Website and app data records

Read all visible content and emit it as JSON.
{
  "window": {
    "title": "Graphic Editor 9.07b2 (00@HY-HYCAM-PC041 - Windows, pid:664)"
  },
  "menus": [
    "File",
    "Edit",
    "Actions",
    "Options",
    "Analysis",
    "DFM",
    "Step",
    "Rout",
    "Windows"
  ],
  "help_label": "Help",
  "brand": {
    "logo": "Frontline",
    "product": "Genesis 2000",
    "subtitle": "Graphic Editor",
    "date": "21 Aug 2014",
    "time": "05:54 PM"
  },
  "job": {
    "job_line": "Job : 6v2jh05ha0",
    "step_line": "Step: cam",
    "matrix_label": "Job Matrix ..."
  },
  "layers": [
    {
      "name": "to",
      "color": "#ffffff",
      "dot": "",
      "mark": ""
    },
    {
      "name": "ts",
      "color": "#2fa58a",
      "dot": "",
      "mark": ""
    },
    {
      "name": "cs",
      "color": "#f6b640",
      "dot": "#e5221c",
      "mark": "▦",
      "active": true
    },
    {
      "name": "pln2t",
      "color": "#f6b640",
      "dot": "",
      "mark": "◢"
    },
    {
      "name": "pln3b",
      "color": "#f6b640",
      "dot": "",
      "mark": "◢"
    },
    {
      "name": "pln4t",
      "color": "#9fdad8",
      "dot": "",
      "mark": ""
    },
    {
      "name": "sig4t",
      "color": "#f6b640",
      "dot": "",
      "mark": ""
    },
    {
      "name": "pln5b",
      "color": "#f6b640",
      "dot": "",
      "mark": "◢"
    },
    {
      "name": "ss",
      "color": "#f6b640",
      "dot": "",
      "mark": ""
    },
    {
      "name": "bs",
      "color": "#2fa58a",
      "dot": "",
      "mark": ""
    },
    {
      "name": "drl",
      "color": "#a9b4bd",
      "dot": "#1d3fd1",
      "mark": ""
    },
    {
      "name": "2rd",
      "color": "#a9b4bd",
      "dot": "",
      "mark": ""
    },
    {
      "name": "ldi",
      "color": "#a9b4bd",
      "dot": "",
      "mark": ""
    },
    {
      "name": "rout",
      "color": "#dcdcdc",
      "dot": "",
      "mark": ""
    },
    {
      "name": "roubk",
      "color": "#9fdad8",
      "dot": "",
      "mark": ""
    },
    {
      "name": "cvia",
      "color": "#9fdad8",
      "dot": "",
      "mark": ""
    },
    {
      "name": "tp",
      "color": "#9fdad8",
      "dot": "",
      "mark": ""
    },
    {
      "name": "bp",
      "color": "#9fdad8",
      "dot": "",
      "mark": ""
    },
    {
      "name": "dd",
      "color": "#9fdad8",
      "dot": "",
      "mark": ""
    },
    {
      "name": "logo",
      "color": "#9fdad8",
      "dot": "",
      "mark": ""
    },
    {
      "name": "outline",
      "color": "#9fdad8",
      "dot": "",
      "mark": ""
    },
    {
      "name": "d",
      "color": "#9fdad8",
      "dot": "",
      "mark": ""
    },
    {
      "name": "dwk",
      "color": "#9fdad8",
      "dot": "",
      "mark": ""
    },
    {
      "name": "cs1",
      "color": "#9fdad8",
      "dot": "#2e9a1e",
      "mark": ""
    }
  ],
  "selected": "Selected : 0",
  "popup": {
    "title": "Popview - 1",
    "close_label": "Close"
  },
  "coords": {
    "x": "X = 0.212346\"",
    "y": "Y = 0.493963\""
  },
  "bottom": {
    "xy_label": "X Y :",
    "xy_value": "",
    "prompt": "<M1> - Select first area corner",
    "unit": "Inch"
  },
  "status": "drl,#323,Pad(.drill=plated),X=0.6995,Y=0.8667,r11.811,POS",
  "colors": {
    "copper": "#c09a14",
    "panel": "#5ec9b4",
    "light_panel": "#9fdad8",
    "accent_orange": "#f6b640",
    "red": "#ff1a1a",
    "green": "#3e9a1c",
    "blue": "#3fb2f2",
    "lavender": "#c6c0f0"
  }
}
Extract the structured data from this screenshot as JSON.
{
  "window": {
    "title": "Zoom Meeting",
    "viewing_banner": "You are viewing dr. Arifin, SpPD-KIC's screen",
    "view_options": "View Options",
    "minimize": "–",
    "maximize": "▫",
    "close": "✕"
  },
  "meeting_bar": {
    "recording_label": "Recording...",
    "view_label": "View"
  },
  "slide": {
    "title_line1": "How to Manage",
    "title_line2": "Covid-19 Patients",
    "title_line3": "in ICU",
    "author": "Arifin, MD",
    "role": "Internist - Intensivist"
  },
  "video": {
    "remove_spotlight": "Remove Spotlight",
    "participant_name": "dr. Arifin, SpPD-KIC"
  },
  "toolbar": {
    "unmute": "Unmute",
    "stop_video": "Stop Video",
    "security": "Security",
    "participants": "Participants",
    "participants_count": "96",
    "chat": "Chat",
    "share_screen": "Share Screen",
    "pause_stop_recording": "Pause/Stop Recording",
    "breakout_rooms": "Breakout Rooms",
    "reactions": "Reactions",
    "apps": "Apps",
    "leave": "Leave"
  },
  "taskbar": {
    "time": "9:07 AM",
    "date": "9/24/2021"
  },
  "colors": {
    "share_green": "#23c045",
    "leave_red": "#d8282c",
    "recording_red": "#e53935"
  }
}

Exercise instructions:
Lines from the entries that contain the string "JSON" must be found and copied.

Exercise solution:
Read all visible content and emit it as JSON.
Extract the structured data from this screenshot as JSON.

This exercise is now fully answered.